Work required
Repeat each line of the material below exactly as it appears, minus any pictures.

### Record set ###

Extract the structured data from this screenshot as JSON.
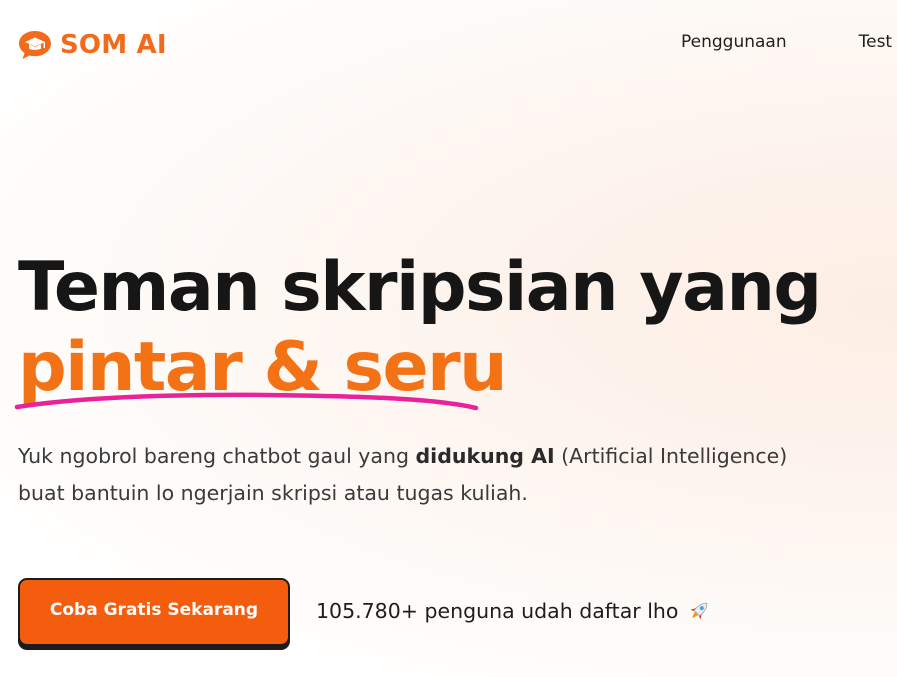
{
  "brand": {
    "name": "SOM AI",
    "color": "#f26b1d",
    "icon": "graduation-cap-chat-bubble-icon"
  },
  "nav": {
    "items": [
      {
        "label": "Penggunaan"
      },
      {
        "label": "Test"
      }
    ]
  },
  "hero": {
    "title_line1": "Teman skripsian yang",
    "title_accent": "pintar & seru",
    "accent_color": "#f47216",
    "underline_color": "#e8239a",
    "subtitle_part1": "Yuk ngobrol bareng chatbot gaul yang ",
    "subtitle_bold": "didukung AI",
    "subtitle_part2": " (Artificial Intelligence) buat bantuin lo ngerjain skripsi atau tugas kuliah."
  },
  "cta": {
    "label": "Coba Gratis Sekarang",
    "color": "#f45c0e"
  },
  "social_proof": {
    "text": "105.780+ penguna udah daftar lho",
    "icon": "rocket-icon"
  }
}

###

Completed exercise
Extract the structured data from this screenshot as JSON.
{
  "brand": {
    "name": "SOM AI",
    "color": "#f26b1d",
    "icon": "graduation-cap-chat-bubble-icon"
  },
  "nav": {
    "items": [
      {
        "label": "Penggunaan"
      },
      {
        "label": "Test"
      }
    ]
  },
  "hero": {
    "title_line1": "Teman skripsian yang",
    "title_accent": "pintar & seru",
    "accent_color": "#f47216",
    "underline_color": "#e8239a",
    "subtitle_part1": "Yuk ngobrol bareng chatbot gaul yang ",
    "subtitle_bold": "didukung AI",
    "subtitle_part2": " (Artificial Intelligence) buat bantuin lo ngerjain skripsi atau tugas kuliah."
  },
  "cta": {
    "label": "Coba Gratis Sekarang",
    "color": "#f45c0e"
  },
  "social_proof": {
    "text": "105.780+ penguna udah daftar lho",
    "icon": "rocket-icon"
  }
}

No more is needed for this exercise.